WRITTEN INSTRUCTION 1: In the movie thread, why was the 16-year-old MMA student mortified?
WRITTEN INSTRUCTION 2: Please transcribe the movie thread from "## sfs982000 (Sep" up to and including "i am lucky.".
WRITTEN INSTRUCTION 3: Pick up the movie thread from its last post and continue it.

TEXT:
One of our MMA students who's 16 watched the first episode of Spartacus, he was mortified because his dad was watching it with him.


----------



## Omar B (Sep 26, 2011)

Yeah, it's a shame about Andy's death.  I really liked him on the show.  My grandmother and (as of yesterday) my cousin both died of leukemia.


----------



## crushing (Sep 26, 2011)

_There's Something About Mary_ has some very disturbing parts.


----------



## sfs982000 (Sep 26, 2011)

Pretty much the majority of Kevin Smith's movies would be on that list for me.  I personally love them and find them hilarious, but I can't imagine sitting there watching Zach and Miri make a porno next to my mom.


----------



## granfire (Sep 26, 2011)

I guess i am lucky.
There isn't a movie I can think of I would be worried or ashamed to watch with my mom or my dad.

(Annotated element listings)
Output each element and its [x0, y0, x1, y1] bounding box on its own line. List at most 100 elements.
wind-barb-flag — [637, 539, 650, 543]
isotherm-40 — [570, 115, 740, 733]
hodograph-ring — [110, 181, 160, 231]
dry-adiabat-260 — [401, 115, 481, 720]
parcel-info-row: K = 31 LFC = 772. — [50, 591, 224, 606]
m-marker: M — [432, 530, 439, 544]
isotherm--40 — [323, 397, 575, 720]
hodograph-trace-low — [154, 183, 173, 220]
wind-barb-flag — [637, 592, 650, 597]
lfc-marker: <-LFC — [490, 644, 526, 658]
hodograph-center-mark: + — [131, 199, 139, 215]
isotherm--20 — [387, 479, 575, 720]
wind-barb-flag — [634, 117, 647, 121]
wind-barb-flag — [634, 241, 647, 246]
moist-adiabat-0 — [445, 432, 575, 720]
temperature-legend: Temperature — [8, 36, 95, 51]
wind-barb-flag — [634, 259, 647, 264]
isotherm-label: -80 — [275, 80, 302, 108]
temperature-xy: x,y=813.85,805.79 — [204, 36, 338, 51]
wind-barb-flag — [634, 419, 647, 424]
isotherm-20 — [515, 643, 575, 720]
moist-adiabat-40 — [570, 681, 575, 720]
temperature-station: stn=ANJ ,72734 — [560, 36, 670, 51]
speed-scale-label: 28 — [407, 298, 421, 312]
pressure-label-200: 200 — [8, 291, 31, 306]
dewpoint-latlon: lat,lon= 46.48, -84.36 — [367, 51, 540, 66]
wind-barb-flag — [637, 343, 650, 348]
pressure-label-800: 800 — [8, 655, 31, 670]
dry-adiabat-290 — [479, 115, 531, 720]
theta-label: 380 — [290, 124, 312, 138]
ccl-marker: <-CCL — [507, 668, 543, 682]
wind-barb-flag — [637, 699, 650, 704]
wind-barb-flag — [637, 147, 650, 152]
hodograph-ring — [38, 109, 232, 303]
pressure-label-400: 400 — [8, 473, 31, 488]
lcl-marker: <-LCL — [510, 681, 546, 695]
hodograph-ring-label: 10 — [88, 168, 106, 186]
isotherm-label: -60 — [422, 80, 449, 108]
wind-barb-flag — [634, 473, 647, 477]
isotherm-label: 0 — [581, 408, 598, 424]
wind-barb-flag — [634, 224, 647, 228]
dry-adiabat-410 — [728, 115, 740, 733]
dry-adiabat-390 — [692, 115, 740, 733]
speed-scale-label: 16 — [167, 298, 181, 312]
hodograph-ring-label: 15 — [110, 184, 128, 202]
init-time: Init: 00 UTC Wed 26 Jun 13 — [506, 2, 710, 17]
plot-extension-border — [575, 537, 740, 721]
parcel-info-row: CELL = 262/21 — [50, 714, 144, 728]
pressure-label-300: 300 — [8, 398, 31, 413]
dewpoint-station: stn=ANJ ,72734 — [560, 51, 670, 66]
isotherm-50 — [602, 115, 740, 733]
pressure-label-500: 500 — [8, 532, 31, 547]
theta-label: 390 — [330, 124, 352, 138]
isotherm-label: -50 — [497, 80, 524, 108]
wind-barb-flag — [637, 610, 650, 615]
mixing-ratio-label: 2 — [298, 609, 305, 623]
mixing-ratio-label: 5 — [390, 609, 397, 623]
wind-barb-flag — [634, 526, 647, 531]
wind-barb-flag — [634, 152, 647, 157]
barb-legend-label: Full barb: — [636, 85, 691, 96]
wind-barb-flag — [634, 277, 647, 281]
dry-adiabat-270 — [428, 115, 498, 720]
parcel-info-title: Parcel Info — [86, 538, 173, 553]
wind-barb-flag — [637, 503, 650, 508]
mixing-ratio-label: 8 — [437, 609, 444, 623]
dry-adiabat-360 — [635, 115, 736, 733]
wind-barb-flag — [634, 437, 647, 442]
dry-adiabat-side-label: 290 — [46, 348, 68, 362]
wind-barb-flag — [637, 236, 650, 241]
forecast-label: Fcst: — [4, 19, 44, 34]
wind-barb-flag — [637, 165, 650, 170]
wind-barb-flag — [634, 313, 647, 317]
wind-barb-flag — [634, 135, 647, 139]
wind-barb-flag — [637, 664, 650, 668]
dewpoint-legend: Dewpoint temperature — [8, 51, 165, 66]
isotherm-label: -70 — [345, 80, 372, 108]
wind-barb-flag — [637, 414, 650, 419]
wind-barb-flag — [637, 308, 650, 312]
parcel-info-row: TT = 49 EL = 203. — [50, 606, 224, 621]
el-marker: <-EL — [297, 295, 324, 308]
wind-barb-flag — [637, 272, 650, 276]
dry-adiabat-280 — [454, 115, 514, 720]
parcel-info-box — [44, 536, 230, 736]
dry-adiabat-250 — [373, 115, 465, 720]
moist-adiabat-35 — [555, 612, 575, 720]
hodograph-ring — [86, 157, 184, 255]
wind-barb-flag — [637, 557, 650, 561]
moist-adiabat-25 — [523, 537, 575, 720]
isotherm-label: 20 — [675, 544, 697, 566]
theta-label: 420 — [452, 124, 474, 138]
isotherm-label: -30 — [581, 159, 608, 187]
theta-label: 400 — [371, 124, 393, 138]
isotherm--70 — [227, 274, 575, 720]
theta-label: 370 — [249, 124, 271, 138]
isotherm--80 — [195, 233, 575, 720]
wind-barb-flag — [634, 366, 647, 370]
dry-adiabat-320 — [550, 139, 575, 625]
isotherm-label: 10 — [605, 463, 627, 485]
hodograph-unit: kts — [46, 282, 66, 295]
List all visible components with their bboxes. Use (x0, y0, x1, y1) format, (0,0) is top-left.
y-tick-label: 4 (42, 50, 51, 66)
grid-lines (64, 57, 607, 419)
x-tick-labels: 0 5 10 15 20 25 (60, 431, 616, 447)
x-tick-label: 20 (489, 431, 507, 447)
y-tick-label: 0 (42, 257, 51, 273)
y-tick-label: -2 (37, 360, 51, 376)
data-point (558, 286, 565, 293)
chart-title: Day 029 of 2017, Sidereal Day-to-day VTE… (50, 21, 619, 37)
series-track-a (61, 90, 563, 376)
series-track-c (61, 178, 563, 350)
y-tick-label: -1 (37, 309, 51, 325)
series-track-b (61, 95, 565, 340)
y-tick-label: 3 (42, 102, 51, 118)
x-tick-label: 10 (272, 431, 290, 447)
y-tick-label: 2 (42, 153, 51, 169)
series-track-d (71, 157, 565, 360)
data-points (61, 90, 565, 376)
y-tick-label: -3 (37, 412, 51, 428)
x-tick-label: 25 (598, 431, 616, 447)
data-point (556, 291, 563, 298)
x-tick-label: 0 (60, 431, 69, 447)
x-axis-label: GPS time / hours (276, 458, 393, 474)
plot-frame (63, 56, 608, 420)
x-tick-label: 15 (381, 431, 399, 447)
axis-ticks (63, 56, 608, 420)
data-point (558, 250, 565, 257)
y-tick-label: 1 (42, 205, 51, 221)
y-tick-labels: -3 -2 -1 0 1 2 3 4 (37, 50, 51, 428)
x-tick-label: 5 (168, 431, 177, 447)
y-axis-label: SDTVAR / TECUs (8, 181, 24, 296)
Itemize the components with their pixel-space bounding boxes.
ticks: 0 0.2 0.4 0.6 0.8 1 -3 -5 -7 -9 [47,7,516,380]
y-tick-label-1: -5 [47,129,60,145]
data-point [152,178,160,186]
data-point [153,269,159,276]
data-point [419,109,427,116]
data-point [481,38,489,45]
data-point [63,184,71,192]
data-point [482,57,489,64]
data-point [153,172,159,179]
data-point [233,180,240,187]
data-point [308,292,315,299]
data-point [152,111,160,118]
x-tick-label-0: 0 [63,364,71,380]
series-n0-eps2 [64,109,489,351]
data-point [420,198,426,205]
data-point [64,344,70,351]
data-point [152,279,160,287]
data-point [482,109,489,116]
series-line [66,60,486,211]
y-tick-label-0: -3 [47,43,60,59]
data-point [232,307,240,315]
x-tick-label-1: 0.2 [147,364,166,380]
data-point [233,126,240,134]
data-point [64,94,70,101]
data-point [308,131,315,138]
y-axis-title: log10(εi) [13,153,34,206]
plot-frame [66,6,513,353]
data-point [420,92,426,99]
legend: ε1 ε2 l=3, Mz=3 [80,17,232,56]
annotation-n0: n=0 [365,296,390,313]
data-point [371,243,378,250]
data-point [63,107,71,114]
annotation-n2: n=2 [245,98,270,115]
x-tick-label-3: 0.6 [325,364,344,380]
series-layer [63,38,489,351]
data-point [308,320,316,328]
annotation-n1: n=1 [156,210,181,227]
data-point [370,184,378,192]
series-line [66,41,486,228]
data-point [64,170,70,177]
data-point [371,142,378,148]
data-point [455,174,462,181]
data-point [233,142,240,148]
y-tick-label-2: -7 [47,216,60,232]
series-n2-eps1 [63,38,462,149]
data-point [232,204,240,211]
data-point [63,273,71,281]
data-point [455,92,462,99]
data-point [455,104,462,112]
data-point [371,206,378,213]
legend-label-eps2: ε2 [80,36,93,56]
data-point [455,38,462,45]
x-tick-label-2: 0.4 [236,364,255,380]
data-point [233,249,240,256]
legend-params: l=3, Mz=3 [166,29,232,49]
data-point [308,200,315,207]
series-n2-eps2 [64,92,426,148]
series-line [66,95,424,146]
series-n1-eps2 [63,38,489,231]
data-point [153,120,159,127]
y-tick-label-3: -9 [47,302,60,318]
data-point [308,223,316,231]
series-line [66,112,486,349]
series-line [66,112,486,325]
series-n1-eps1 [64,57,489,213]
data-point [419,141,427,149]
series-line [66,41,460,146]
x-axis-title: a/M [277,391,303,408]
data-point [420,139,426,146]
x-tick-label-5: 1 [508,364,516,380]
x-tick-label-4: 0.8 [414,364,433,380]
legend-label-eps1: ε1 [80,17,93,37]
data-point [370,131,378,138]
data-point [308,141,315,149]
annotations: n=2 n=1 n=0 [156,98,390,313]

FINAL ANSWER 1: He was mortified because his dad was watching the first episode of Spartacus with him.

FINAL ANSWER 2:
## sfs982000 (Sep 26, 2011)

Pretty much the majority of Kevin Smith's movies would be on that list for me.  I personally love them and find them hilarious, but I can't imagine sitting there watching Zach and Miri make a porno next to my mom.


----------



## granfire (Sep 26, 2011)

I guess i am lucky.

FINAL ANSWER 3:
----------



## Josh Oakley (Nov 25, 2011)

Well my grandma is dead, and my mom will watch movies that I won't watch, rather than the other way around. There aren't any movies I woulg be ashamed to watch with my mom in the room.


----------



## ballen0351 (Nov 26, 2011)

I never heard about this human centipede movie before. Holy Cow who would even think of that?


----------



## billc (Nov 26, 2011)

Wait, there's more.  The first "Human Centipede" movie was such a cinematic masterpiece, they decided to make "Human Centipede 2."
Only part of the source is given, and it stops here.